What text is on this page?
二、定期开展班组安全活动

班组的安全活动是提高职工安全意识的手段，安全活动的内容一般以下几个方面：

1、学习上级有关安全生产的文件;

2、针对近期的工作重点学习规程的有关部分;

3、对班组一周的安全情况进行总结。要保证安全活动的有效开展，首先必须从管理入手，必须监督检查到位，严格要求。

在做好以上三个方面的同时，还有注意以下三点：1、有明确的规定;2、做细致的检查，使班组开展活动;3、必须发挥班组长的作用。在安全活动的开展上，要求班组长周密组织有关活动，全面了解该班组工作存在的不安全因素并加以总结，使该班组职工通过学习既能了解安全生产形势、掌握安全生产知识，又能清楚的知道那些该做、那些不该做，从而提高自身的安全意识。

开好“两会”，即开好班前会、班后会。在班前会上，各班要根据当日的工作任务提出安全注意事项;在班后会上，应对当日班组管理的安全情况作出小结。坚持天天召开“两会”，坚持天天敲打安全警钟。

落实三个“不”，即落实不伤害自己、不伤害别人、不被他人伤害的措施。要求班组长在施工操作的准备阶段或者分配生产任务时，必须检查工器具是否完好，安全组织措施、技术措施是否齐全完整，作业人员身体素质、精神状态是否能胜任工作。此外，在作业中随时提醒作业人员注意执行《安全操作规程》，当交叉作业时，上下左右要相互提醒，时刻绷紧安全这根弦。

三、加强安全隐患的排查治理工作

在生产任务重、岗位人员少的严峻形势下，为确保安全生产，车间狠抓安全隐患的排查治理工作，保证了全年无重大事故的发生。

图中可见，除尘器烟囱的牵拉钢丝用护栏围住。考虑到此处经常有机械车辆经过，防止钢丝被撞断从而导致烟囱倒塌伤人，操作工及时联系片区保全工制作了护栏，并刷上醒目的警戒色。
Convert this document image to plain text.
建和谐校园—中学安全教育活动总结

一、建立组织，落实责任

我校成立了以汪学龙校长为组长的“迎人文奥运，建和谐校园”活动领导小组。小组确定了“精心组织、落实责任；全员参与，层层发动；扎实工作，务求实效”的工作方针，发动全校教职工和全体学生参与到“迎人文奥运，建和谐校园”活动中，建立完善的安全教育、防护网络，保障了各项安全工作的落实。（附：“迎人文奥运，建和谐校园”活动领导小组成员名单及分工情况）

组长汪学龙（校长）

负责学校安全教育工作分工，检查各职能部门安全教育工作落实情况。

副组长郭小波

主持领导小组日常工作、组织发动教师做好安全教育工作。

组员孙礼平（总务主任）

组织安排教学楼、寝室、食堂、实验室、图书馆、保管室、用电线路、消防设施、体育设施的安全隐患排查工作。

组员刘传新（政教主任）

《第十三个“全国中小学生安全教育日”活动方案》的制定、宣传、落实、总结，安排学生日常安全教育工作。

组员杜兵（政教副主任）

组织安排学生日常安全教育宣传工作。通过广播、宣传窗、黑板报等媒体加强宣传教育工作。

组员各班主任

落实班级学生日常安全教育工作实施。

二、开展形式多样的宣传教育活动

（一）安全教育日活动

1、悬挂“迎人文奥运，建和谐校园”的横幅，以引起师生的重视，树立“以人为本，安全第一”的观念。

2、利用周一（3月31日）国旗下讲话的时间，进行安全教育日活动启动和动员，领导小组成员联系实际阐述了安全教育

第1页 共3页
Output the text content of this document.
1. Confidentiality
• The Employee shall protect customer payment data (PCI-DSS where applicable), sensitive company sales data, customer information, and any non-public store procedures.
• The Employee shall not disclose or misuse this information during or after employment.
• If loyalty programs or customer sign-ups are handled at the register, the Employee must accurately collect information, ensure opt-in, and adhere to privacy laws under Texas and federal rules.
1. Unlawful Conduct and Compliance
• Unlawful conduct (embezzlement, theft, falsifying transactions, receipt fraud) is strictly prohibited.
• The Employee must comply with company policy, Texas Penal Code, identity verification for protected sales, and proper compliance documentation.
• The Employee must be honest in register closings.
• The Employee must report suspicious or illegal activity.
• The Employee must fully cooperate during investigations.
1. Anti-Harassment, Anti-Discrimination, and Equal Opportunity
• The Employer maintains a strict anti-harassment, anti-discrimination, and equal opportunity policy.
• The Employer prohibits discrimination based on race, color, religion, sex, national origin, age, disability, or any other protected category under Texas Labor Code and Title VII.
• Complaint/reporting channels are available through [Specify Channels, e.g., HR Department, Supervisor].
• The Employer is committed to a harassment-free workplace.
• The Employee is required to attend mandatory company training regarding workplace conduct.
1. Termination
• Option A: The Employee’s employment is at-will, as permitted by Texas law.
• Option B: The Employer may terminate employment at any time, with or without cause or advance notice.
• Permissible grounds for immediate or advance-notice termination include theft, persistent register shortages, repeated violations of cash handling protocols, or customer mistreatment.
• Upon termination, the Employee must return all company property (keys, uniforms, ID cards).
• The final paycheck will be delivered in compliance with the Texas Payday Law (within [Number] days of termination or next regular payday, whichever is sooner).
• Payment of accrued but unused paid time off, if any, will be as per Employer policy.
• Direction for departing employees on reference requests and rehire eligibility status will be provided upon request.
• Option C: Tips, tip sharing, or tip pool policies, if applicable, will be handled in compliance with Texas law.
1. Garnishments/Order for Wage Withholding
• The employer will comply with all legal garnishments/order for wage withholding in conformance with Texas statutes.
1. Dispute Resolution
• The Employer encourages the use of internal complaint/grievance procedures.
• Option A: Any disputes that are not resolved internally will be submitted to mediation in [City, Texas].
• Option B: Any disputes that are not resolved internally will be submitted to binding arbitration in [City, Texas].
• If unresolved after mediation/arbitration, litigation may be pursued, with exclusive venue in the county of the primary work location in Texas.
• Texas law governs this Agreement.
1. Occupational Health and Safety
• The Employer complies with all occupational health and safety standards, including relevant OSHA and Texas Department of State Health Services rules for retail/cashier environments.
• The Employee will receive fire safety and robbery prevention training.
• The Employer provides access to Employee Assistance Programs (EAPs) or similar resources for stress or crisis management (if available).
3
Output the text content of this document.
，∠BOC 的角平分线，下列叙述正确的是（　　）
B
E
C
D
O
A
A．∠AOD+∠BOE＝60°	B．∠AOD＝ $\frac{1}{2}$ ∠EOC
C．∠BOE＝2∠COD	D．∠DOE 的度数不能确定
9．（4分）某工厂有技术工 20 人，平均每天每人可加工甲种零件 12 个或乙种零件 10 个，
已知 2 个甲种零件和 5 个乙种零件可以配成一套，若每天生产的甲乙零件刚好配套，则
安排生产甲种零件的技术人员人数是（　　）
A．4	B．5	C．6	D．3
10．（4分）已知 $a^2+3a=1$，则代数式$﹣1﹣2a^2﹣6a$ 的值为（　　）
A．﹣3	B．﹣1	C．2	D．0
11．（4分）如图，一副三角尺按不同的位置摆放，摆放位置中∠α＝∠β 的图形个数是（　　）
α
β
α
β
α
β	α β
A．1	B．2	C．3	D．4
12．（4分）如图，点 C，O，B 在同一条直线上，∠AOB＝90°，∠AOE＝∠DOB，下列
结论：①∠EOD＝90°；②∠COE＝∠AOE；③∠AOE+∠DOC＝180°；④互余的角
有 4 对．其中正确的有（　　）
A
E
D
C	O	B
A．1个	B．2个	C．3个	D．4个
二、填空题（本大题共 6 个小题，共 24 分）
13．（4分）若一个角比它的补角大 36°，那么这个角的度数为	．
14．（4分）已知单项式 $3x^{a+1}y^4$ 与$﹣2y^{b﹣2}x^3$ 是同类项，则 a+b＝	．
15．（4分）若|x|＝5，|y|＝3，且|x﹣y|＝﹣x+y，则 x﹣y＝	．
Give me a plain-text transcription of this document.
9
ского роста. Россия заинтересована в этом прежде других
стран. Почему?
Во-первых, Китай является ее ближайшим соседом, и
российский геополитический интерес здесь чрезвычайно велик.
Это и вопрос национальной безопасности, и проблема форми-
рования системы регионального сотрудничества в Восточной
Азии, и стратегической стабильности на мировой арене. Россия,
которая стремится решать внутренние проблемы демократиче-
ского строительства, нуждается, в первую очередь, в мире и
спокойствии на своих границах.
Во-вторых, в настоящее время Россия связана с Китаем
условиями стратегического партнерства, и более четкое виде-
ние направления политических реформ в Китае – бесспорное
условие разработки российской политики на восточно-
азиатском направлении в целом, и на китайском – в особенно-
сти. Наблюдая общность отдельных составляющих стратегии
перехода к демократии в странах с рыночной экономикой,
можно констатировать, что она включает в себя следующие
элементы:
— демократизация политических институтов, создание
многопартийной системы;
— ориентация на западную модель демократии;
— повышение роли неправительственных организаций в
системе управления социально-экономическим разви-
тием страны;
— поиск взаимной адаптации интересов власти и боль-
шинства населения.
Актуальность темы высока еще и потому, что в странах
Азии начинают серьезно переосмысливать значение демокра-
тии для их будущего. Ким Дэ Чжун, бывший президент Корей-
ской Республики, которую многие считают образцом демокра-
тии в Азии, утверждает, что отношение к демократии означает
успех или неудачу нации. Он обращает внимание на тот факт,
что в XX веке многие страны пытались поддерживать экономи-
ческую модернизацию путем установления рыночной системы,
○ ○ ○ ○ ○
▶ _YOUR INSTRUCTIONS_:
Leave out every line without the string "Department" and copy the rest.

▶ _RESPONSE BELOW_:
• Complaint/reporting channels are available through [Specify Channels, e.g., HR Department, Supervisor].
• The Employer complies with all occupational health and safety standards, including relevant OSHA and Texas Department of State Health Services rules for retail/cashier environments.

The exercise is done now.